## [読解本文]

###

キューブリックもの。
テンサイ映画監督スタンリー・キューブリックをネタにしたフィクション映画とゆーのは『スタンリー・キューバ。』(2007)とか『アイ・アム・キューブリック!』(2005)とか、なんかやたらある。
フィクション映画によく出てくる映画監督とゆーとオーソン・ウェルズとかいる。革新的かつウルトラスタイリッシュな画作りをしてた映画監督とゆー点で共通しててなんかオモロイが、どっちもやたらと(見た目からして)胡散臭いトコも共通してるから、なんかこうキャラクター的に使いやすいんだろな。
えーと、アポロ陰謀説&キューブリックもの映画『ムーン・ウォーカーズ』観てきたんでふわふわ適当に感想書きまーす。
ネタバレらしいネタバレも無いが、普通にネタバレしまーす。
あらすじ
「アポロ計画がもし失敗したらどうする! もし月面着陸できなかったらどうする!」
「はぁ、タイヘンなコトになるんじゃないすかね」
「だろ!? だから、保険をかけとくんだ! 失敗してもテレビで月面着陸映像を流せるようにするんだ?」
「はぁ、どうやって?」
「…キューブリックだ! キューブリックに偽月面着陸映像を撮らせろ!」
ってな命を受けてキューブリックに接触を図るCIA局員ロン・パールマン。しかしベトナム帰りで絶賛PTSDに悩まされ中、作戦どころではないパールマンは大チョンボ。
なんと、間違って貧乏バンド・マネージャーのルパート・グリントに偽映像の作成を依頼してしまう!
オマケにルパート・グリントが借金してたギャングまで付いてきて面倒なコトになったので、パールマンはもう全部諦めて楽しくトリップするのだった…。
結論からゆーと面白くなかったが、別の意味で面白かったのはこの映画、監督がCF出身だからか一枚画はキマってるがストーリー運びと脚本が面白くないとゆートコで、俺はキューブリック映画自体がそもそも好きじゃなかったりするが、なにがつまんないってストーリーがつまんない。
そのあたり、狙ってか偶然か知らんがキューブリック的なスタイルを踏襲してるよーであり、面白くないけど面白いなぁとゆー、なんか変な印象受けんのだった。
とにもかくにも画で勝負! とゆーのはキューブリックに倣ってもあっかもしんないが、ドラッグの映画だからってのもあんだろなぁ。
月面着陸の映像はキューブリックがスタジオで撮影したもんだった! ってな都市伝説を下敷きにした映画だったりするが、意外と映画の力点はキューブリック(じゃなくて映画の中じゃヒッピーとヤマ師だったが)がどうリアルな捏造映像を撮るか、なんてトコに置かれておらず、力が入ってんのはドラッグとPTSDの幻覚映像。
なんか色んな幻覚あります。幻覚いっぱい、みんなラリラリ、弛緩しまくった脱力な展開はドラッグ映画なので当然だったのです。ヘロヘーロ。

###

## [設問指示]
A – この感想文のうち、「テンサイ映画監督スタンリー・」から「映像の作成を依頼してしまう!」までを正確に書き写してください。
B – この感想文の内容を二文で要約してください。
C – この感想文に基づき、次の問いに答えてください。
(i) 『アイ・アム・キューブリック!』は何年の作品とされていますか。
(ii) CIA局員ロン・パールマンは、間違って誰に偽映像の作成を依頼しましたか。
(iii) 映画の中で力が入っているのは何の映像だと述べられていますか。
後に続く項目は、解答には必要ありません。

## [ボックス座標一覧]
###

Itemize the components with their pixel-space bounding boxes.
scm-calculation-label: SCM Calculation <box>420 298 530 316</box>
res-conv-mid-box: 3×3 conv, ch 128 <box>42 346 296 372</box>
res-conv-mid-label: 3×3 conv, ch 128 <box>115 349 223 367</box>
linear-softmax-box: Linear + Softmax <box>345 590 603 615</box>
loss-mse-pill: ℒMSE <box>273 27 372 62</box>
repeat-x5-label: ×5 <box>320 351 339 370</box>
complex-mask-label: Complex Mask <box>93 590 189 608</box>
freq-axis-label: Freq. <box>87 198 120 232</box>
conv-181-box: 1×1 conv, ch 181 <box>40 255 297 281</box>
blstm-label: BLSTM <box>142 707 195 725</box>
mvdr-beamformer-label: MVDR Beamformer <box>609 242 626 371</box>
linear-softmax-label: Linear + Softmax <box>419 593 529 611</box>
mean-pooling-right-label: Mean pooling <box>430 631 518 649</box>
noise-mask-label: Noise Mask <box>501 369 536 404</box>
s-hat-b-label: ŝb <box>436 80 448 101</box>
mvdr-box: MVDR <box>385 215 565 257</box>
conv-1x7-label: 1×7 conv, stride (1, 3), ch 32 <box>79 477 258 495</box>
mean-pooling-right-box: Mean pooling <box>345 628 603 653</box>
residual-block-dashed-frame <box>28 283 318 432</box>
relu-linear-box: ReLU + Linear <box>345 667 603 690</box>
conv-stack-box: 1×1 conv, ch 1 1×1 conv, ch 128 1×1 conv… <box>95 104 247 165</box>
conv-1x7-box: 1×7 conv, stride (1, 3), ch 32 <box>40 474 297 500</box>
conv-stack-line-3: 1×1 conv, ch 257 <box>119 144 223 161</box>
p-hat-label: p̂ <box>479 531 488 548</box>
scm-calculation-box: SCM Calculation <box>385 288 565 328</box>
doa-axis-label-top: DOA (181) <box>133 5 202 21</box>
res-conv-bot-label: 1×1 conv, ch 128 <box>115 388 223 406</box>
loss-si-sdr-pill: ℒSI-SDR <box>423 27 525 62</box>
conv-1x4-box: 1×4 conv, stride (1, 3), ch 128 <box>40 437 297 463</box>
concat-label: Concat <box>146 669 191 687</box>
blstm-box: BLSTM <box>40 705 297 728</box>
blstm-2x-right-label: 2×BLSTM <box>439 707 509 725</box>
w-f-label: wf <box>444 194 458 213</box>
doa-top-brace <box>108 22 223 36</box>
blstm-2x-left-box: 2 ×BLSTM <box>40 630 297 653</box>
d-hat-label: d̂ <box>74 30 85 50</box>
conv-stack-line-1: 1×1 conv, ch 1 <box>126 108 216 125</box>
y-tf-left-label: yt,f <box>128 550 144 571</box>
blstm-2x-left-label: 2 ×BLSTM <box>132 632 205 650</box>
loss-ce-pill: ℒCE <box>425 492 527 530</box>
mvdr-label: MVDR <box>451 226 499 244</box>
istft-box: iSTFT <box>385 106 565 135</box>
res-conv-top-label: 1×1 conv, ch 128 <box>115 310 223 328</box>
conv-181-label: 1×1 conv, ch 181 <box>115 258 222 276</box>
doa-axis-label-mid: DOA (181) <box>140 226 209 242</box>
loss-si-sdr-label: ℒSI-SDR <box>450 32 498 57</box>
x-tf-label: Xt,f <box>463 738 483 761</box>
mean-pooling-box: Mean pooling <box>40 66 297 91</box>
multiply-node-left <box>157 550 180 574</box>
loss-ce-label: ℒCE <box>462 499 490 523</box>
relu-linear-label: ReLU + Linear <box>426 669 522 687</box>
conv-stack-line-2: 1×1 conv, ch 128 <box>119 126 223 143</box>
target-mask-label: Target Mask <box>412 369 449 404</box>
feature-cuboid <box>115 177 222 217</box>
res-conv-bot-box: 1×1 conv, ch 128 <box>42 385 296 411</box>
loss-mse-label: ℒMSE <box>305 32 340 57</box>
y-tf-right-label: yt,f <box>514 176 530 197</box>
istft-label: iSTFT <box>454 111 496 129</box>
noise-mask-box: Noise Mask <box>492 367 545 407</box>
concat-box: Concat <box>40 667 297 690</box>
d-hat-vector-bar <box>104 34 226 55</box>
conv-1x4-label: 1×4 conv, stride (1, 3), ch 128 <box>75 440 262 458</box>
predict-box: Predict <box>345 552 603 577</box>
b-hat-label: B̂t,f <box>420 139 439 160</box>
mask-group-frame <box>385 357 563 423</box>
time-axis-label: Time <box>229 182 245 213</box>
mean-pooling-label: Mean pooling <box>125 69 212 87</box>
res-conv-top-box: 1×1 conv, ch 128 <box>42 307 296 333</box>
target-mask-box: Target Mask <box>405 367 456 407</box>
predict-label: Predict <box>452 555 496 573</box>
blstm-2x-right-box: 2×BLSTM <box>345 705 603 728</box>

###

## [解答]
A –
テンサイ映画監督スタンリー・キューブリックをネタにしたフィクション映画とゆーのは『スタンリー・キューバ。』(2007)とか『アイ・アム・キューブリック!』(2005)とか、なんかやたらある。
フィクション映画によく出てくる映画監督とゆーとオーソン・ウェルズとかいる。革新的かつウルトラスタイリッシュな画作りをしてた映画監督とゆー点で共通しててなんかオモロイが、どっちもやたらと(見た目からして)胡散臭いトコも共通してるから、なんかこうキャラクター的に使いやすいんだろな。
えーと、アポロ陰謀説&キューブリックもの映画『ムーン・ウォーカーズ』観てきたんでふわふわ適当に感想書きまーす。
ネタバレらしいネタバレも無いが、普通にネタバレしまーす。
あらすじ
「アポロ計画がもし失敗したらどうする! もし月面着陸できなかったらどうする!」
「はぁ、タイヘンなコトになるんじゃないすかね」
「だろ!? だから、保険をかけとくんだ! 失敗してもテレビで月面着陸映像を流せるようにするんだ?」
「はぁ、どうやって?」
「…キューブリックだ! キューブリックに偽月面着陸映像を撮らせろ!」
ってな命を受けてキューブリックに接触を図るCIA局員ロン・パールマン。しかしベトナム帰りで絶賛PTSDに悩まされ中、作戦どころではないパールマンは大チョンボ。
なんと、間違って貧乏バンド・マネージャーのルパート・グリントに偽映像の作成を依頼してしまう!

B – 筆者は、アポロ陰謀説とキューブリックを題材にした映画『ムーン・ウォーカーズ』を観て、監督がCF出身だからか一枚画は決まっているものの、ストーリー運びと脚本は面白くなかったと述べています。また、映画の力点はリアルな捏造映像の撮り方ではなくドラッグとPTSDの幻覚映像に置かれており、弛緩した脱力な展開はドラッグ映画なので当然だったとしています。

C –
(i) 2005年です。
(ii) 貧乏バンド・マネージャーのルパート・グリントです。
(iii) ドラッグとPTSDの幻覚映像です。